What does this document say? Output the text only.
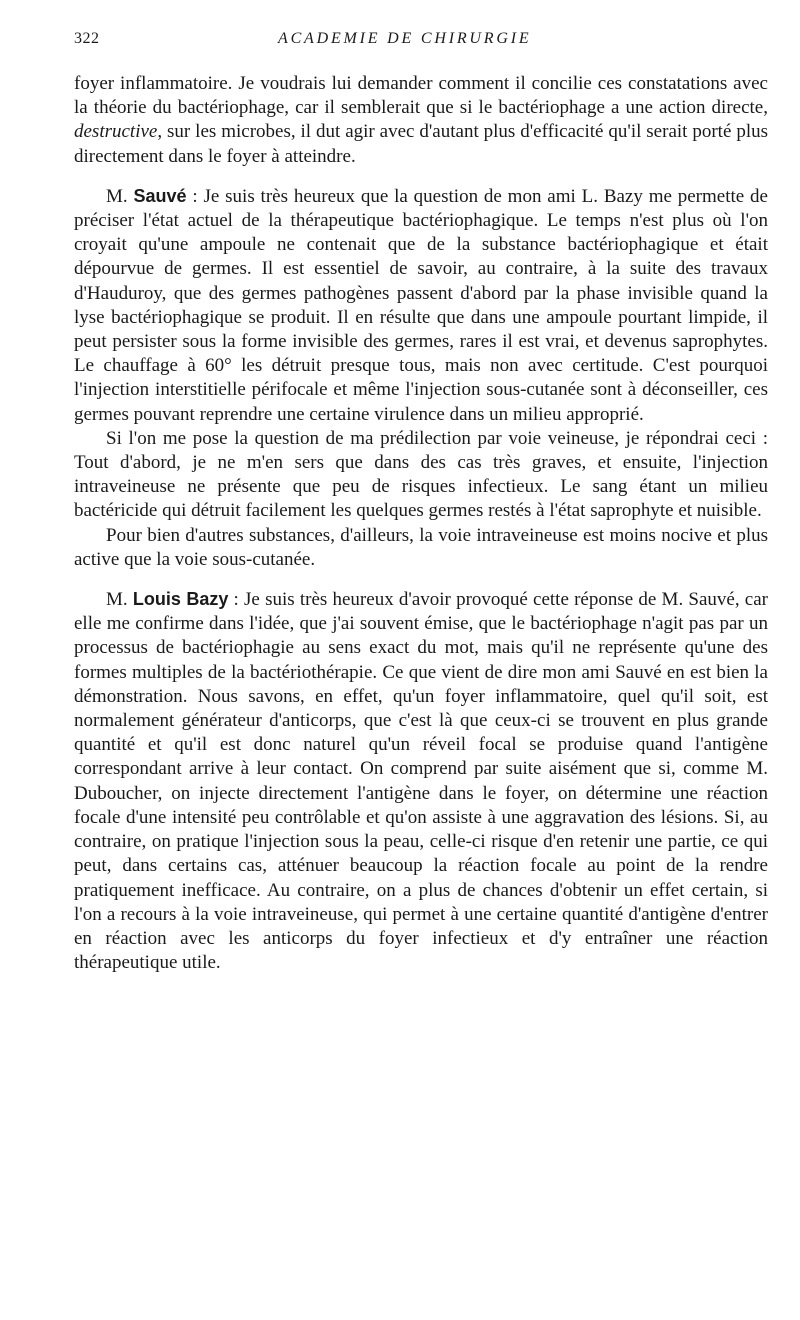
322	ACADEMIE DE CHIRURGIE

foyer inflammatoire. Je voudrais lui demander comment il concilie ces constatations avec la théorie du bactériophage, car il semblerait que si le bactériophage a une action directe, destructive, sur les microbes, il dut agir avec d'autant plus d'efficacité qu'il serait porté plus directement dans le foyer à atteindre.

M. Sauvé : Je suis très heureux que la question de mon ami L. Bazy me permette de préciser l'état actuel de la thérapeutique bactériophagique. Le temps n'est plus où l'on croyait qu'une ampoule ne contenait que de la substance bactériophagique et était dépourvue de germes. Il est essentiel de savoir, au contraire, à la suite des travaux d'Hauduroy, que des germes pathogènes passent d'abord par la phase invisible quand la lyse bactériophagique se produit. Il en résulte que dans une ampoule pourtant limpide, il peut persister sous la forme invisible des germes, rares il est vrai, et devenus saprophytes. Le chauffage à 60° les détruit presque tous, mais non avec certitude. C'est pourquoi l'injection interstitielle périfocale et même l'injection sous-cutanée sont à déconseiller, ces germes pouvant reprendre une certaine virulence dans un milieu approprié.

Si l'on me pose la question de ma prédilection par voie veineuse, je répondrai ceci : Tout d'abord, je ne m'en sers que dans des cas très graves, et ensuite, l'injection intraveineuse ne présente que peu de risques infectieux. Le sang étant un milieu bactéricide qui détruit facilement les quelques germes restés à l'état saprophyte et nuisible.

Pour bien d'autres substances, d'ailleurs, la voie intraveineuse est moins nocive et plus active que la voie sous-cutanée.

M. Louis Bazy : Je suis très heureux d'avoir provoqué cette réponse de M. Sauvé, car elle me confirme dans l'idée, que j'ai souvent émise, que le bactériophage n'agit pas par un processus de bactériophagie au sens exact du mot, mais qu'il ne représente qu'une des formes multiples de la bactériothérapie. Ce que vient de dire mon ami Sauvé en est bien la démonstration. Nous savons, en effet, qu'un foyer inflammatoire, quel qu'il soit, est normalement générateur d'anticorps, que c'est là que ceux-ci se trouvent en plus grande quantité et qu'il est donc naturel qu'un réveil focal se produise quand l'antigène correspondant arrive à leur contact. On comprend par suite aisément que si, comme M. Duboucher, on injecte directement l'antigène dans le foyer, on détermine une réaction focale d'une intensité peu contrôlable et qu'on assiste à une aggravation des lésions. Si, au contraire, on pratique l'injection sous la peau, celle-ci risque d'en retenir une partie, ce qui peut, dans certains cas, atténuer beaucoup la réaction focale au point de la rendre pratiquement inefficace. Au contraire, on a plus de chances d'obtenir un effet certain, si l'on a recours à la voie intraveineuse, qui permet à une certaine quantité d'antigène d'entrer en réaction avec les anticorps du foyer infectieux et d'y entraîner une réaction thérapeutique utile.
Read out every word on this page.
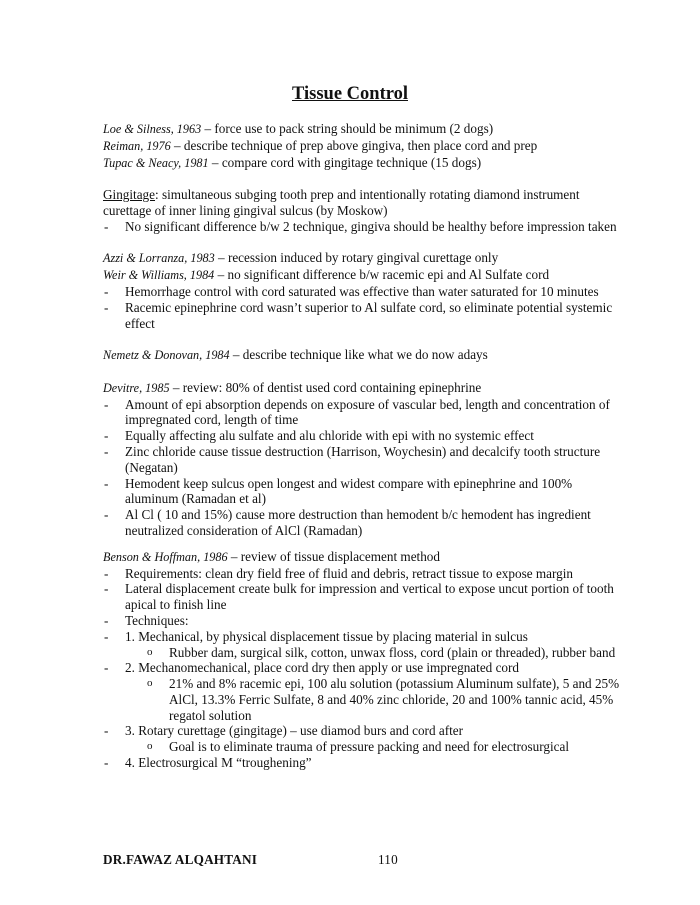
Tissue Control

Loe & Silness, 1963 – force use to pack string should be minimum (2 dogs)

Reiman, 1976 – describe technique of prep above gingiva, then place cord and prep

Tupac & Neacy, 1981 – compare cord with gingitage technique (15 dogs)

Gingitage: simultaneous subging tooth prep and intentionally rotating diamond instrument curettage of inner lining gingival sulcus (by Moskow)

- No significant difference b/w 2 technique, gingiva should be healthy before impression taken

Azzi & Lorranza, 1983 – recession induced by rotary gingival curettage only

Weir & Williams, 1984 – no significant difference b/w racemic epi and Al Sulfate cord

- Hemorrhage control with cord saturated was effective than water saturated for 10 minutes

- Racemic epinephrine cord wasn’t superior to Al sulfate cord, so eliminate potential systemic effect

Nemetz & Donovan, 1984 – describe technique like what we do now adays

Devitre, 1985 – review: 80% of dentist used cord containing epinephrine

- Amount of epi absorption depends on exposure of vascular bed, length and concentration of impregnated cord, length of time

- Equally affecting alu sulfate and alu chloride with epi with no systemic effect

- Zinc chloride cause tissue destruction (Harrison, Woychesin) and decalcify tooth structure (Negatan)

- Hemodent keep sulcus open longest and widest compare with epinephrine and 100% aluminum (Ramadan et al)

- Al Cl ( 10 and 15%) cause more destruction than hemodent b/c hemodent has ingredient neutralized consideration of AlCl (Ramadan)

Benson & Hoffman, 1986 – review of tissue displacement method

- Requirements: clean dry field free of fluid and debris, retract tissue to expose margin

- Lateral displacement create bulk for impression and vertical to expose uncut portion of tooth apical to finish line

- Techniques:

- 1. Mechanical, by physical displacement tissue by placing material in sulcus

o Rubber dam, surgical silk, cotton, unwax floss, cord (plain or threaded), rubber band

- 2. Mechanomechanical, place cord dry then apply or use impregnated cord

o 21% and 8% racemic epi, 100 alu solution (potassium Aluminum sulfate), 5 and 25% AlCl, 13.3% Ferric Sulfate, 8 and 40% zinc chloride, 20 and 100% tannic acid, 45% regatol solution

- 3. Rotary curettage (gingitage) – use diamod burs and cord after

o Goal is to eliminate trauma of pressure packing and need for electrosurgical

- 4. Electrosurgical M “troughening”

DR.FAWAZ ALQAHTANI	110
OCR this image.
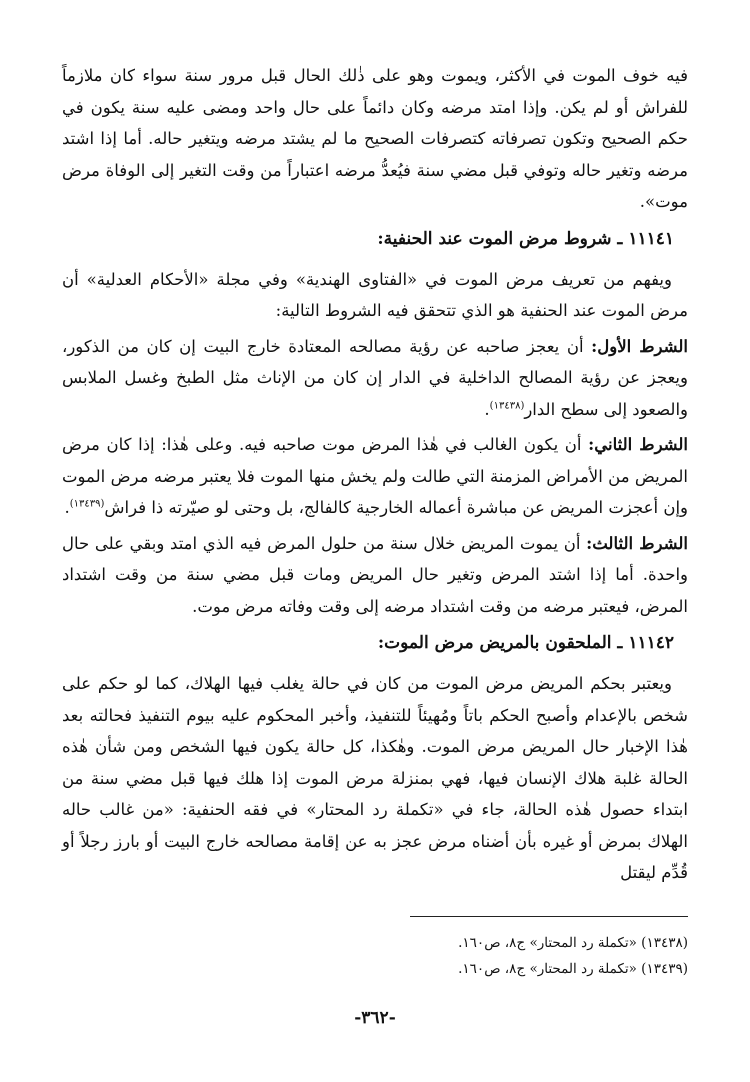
فيه خوف الموت في الأكثر، ويموت وهو على ذٰلك الحال قبل مرور سنة سواء كان ملازماً للفراش أو لم يكن. وإذا امتد مرضه وكان دائماً على حال واحد ومضى عليه سنة يكون في حكم الصحيح وتكون تصرفاته كتصرفات الصحيح ما لم يشتد مرضه ويتغير حاله. أما إذا اشتد مرضه وتغير حاله وتوفي قبل مضي سنة فيُعدُّ مرضه اعتباراً من وقت التغير إلى الوفاة مرض موت».

١١١٤١ ـ شروط مرض الموت عند الحنفية:

ويفهم من تعريف مرض الموت في «الفتاوى الهندية» وفي مجلة «الأحكام العدلية» أن مرض الموت عند الحنفية هو الذي تتحقق فيه الشروط التالية:

الشرط الأول: أن يعجز صاحبه عن رؤية مصالحه المعتادة خارج البيت إن كان من الذكور، ويعجز عن رؤية المصالح الداخلية في الدار إن كان من الإناث مثل الطبخ وغسل الملابس والصعود إلى سطح الدار$^{(١٣٤٣٨)}$.

الشرط الثاني: أن يكون الغالب في هٰذا المرض موت صاحبه فيه. وعلى هٰذا: إذا كان مرض المريض من الأمراض المزمنة التي طالت ولم يخش منها الموت فلا يعتبر مرضه مرض الموت وإن أعجزت المريض عن مباشرة أعماله الخارجية كالفالج، بل وحتى لو صيّرته ذا فراش$^{(١٣٤٣٩)}$.

الشرط الثالث: أن يموت المريض خلال سنة من حلول المرض فيه الذي امتد وبقي على حال واحدة. أما إذا اشتد المرض وتغير حال المريض ومات قبل مضي سنة من وقت اشتداد المرض، فيعتبر مرضه من وقت اشتداد مرضه إلى وقت وفاته مرض موت.

١١١٤٢ ـ الملحقون بالمريض مرض الموت:

ويعتبر بحكم المريض مرض الموت من كان في حالة يغلب فيها الهلاك، كما لو حكم على شخص بالإعدام وأصبح الحكم باتاً ومُهيئاً للتنفيذ، وأخبر المحكوم عليه بيوم التنفيذ فحالته بعد هٰذا الإخبار حال المريض مرض الموت. وهٰكذا، كل حالة يكون فيها الشخص ومن شأن هٰذه الحالة غلبة هلاك الإنسان فيها، فهي بمنزلة مرض الموت إذا هلك فيها قبل مضي سنة من ابتداء حصول هٰذه الحالة، جاء في «تكملة رد المحتار» في فقه الحنفية: «من غالب حاله الهلاك بمرض أو غيره بأن أضناه مرض عجز به عن إقامة مصالحه خارج البيت أو بارز رجلاً أو قُدِّم ليقتل

(١٣٤٣٨) «تكملة رد المحتار» ج٨، ص١٦٠.

(١٣٤٣٩) «تكملة رد المحتار» ج٨، ص١٦٠.

-٣٦٢-
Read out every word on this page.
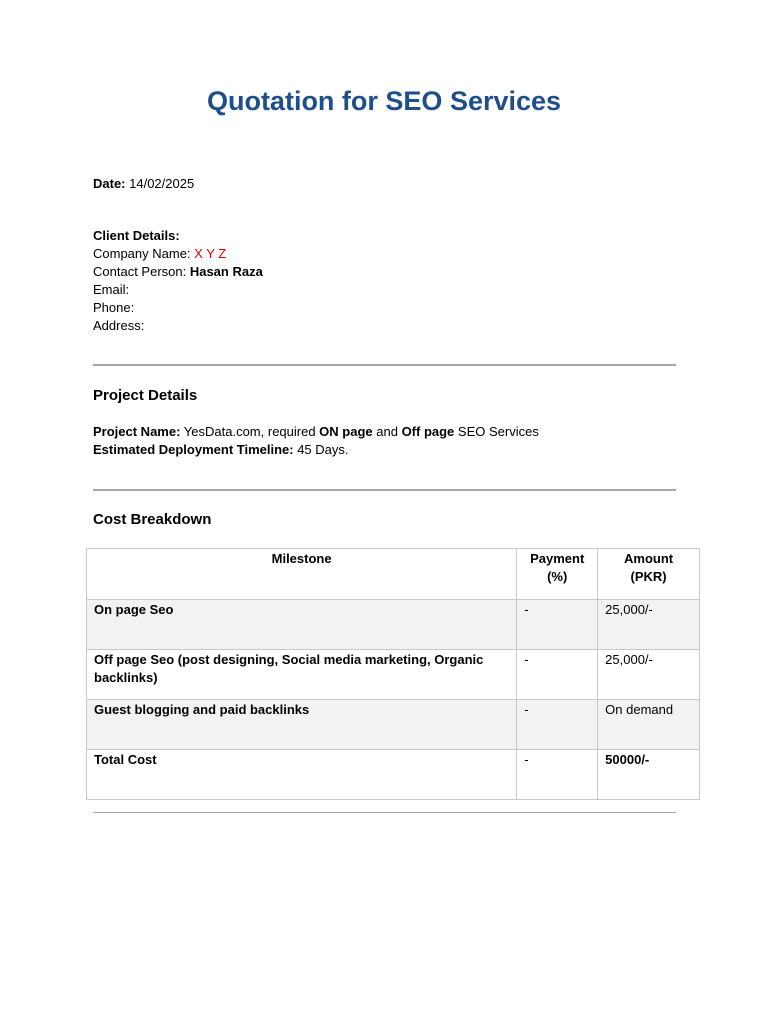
Quotation for SEO Services
Date: 14/02/2025
Client Details:
Company Name: X Y Z
Contact Person: Hasan Raza
Email:
Phone:
Address:
Project Details
Project Name: YesData.com, required ON page and Off page SEO Services
Estimated Deployment Timeline: 45 Days.
Cost Breakdown
Milestone	Payment (%)	Amount (PKR)
On page Seo	-	25,000/-
Off page Seo (post designing, Social media marketing, Organic backlinks)	-	25,000/-
Guest blogging and paid backlinks	-	On demand
Total Cost	-	50000/-
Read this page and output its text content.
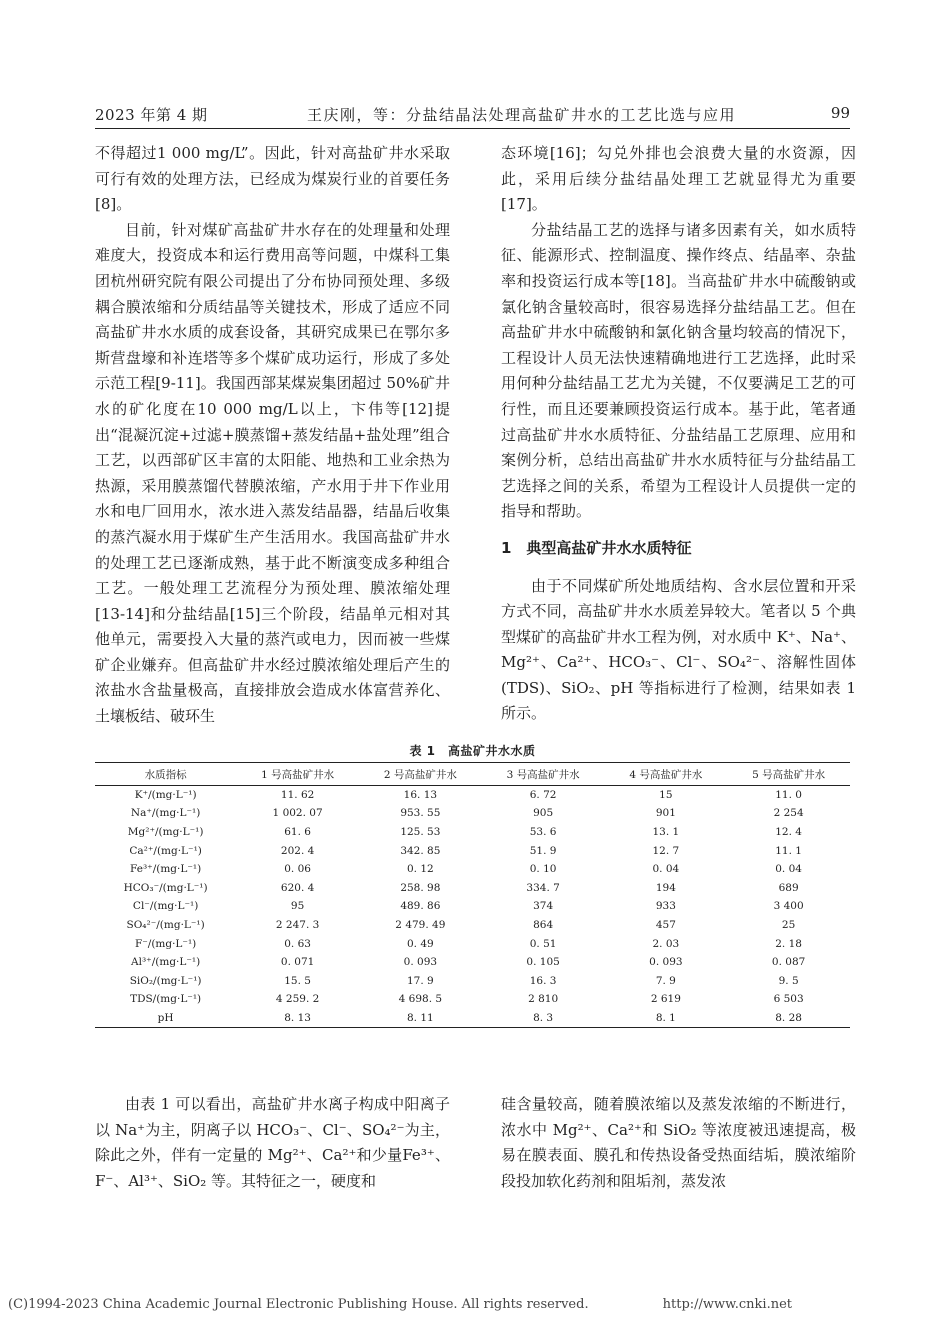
2023 年第 4 期	王庆刚，等：分盐结晶法处理高盐矿井水的工艺比选与应用	99

不得超过1 000 mg/L”。因此，针对高盐矿井水采取可行有效的处理方法，已经成为煤炭行业的首要任务[8]。

目前，针对煤矿高盐矿井水存在的处理量和处理难度大，投资成本和运行费用高等问题，中煤科工集团杭州研究院有限公司提出了分布协同预处理、多级耦合膜浓缩和分质结晶等关键技术，形成了适应不同高盐矿井水水质的成套设备，其研究成果已在鄂尔多斯营盘壕和补连塔等多个煤矿成功运行，形成了多处示范工程[9-11]。我国西部某煤炭集团超过 50%矿井水的矿化度在10 000 mg/L以上，卞伟等[12]提出“混凝沉淀+过滤+膜蒸馏+蒸发结晶+盐处理”组合工艺，以西部矿区丰富的太阳能、地热和工业余热为热源，采用膜蒸馏代替膜浓缩，产水用于井下作业用水和电厂回用水，浓水进入蒸发结晶器，结晶后收集的蒸汽凝水用于煤矿生产生活用水。我国高盐矿井水的处理工艺已逐渐成熟，基于此不断演变成多种组合工艺。一般处理工艺流程分为预处理、膜浓缩处理[13-14]和分盐结晶[15]三个阶段，结晶单元相对其他单元，需要投入大量的蒸汽或电力，因而被一些煤矿企业嫌弃。但高盐矿井水经过膜浓缩处理后产生的浓盐水含盐量极高，直接排放会造成水体富营养化、土壤板结、破环生

态环境[16]；勾兑外排也会浪费大量的水资源，因此，采用后续分盐结晶处理工艺就显得尤为重要[17]。

分盐结晶工艺的选择与诸多因素有关，如水质特征、能源形式、控制温度、操作终点、结晶率、杂盐率和投资运行成本等[18]。当高盐矿井水中硫酸钠或氯化钠含量较高时，很容易选择分盐结晶工艺。但在高盐矿井水中硫酸钠和氯化钠含量均较高的情况下，工程设计人员无法快速精确地进行工艺选择，此时采用何种分盐结晶工艺尤为关键，不仅要满足工艺的可行性，而且还要兼顾投资运行成本。基于此，笔者通过高盐矿井水水质特征、分盐结晶工艺原理、应用和案例分析，总结出高盐矿井水水质特征与分盐结晶工艺选择之间的关系，希望为工程设计人员提供一定的指导和帮助。

1　典型高盐矿井水水质特征

由于不同煤矿所处地质结构、含水层位置和开采方式不同，高盐矿井水水质差异较大。笔者以 5 个典型煤矿的高盐矿井水工程为例，对水质中 K⁺、Na⁺、Mg²⁺、Ca²⁺、HCO₃⁻、Cl⁻、SO₄²⁻、溶解性固体(TDS)、SiO₂、pH 等指标进行了检测，结果如表 1 所示。

表 1　高盐矿井水水质
水质指标	1 号高盐矿井水	2 号高盐矿井水	3 号高盐矿井水	4 号高盐矿井水	5 号高盐矿井水
K⁺/(mg·L⁻¹)	11. 62	16. 13	6. 72	15	11. 0
Na⁺/(mg·L⁻¹)	1 002. 07	953. 55	905	901	2 254
Mg²⁺/(mg·L⁻¹)	61. 6	125. 53	53. 6	13. 1	12. 4
Ca²⁺/(mg·L⁻¹)	202. 4	342. 85	51. 9	12. 7	11. 1
Fe³⁺/(mg·L⁻¹)	0. 06	0. 12	0. 10	0. 04	0. 04
HCO₃⁻/(mg·L⁻¹)	620. 4	258. 98	334. 7	194	689
Cl⁻/(mg·L⁻¹)	95	489. 86	374	933	3 400
SO₄²⁻/(mg·L⁻¹)	2 247. 3	2 479. 49	864	457	25
F⁻/(mg·L⁻¹)	0. 63	0. 49	0. 51	2. 03	2. 18
Al³⁺/(mg·L⁻¹)	0. 071	0. 093	0. 105	0. 093	0. 087
SiO₂/(mg·L⁻¹)	15. 5	17. 9	16. 3	7. 9	9. 5
TDS/(mg·L⁻¹)	4 259. 2	4 698. 5	2 810	2 619	6 503
pH	8. 13	8. 11	8. 3	8. 1	8. 28

由表 1 可以看出，高盐矿井水离子构成中阳离子以 Na⁺为主，阴离子以 HCO₃⁻、Cl⁻、SO₄²⁻为主，除此之外，伴有一定量的 Mg²⁺、Ca²⁺和少量Fe³⁺、F⁻、Al³⁺、SiO₂ 等。其特征之一，硬度和

硅含量较高，随着膜浓缩以及蒸发浓缩的不断进行，浓水中 Mg²⁺、Ca²⁺和 SiO₂ 等浓度被迅速提高，极易在膜表面、膜孔和传热设备受热面结垢，膜浓缩阶段投加软化药剂和阻垢剂，蒸发浓

(C)1994-2023 China Academic Journal Electronic Publishing House. All rights reserved.	http://www.cnki.net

WHAT IS BEING ASKED
Take every line above carrying "الذي" and return it.

ANSWER TO THE PROBLEM
ويفهم من تعريف مرض الموت في «الفتاوى الهندية» وفي مجلة «الأحكام العدلية» أن مرض الموت عند الحنفية هو الذي تتحقق فيه الشروط التالية:
الشرط الثالث: أن يموت المريض خلال سنة من حلول المرض فيه الذي امتد وبقي على حال واحدة. أما إذا اشتد المرض وتغير حال المريض ومات قبل مضي سنة من وقت اشتداد المرض، فيعتبر مرضه من وقت اشتداد مرضه إلى وقت وفاته مرض موت.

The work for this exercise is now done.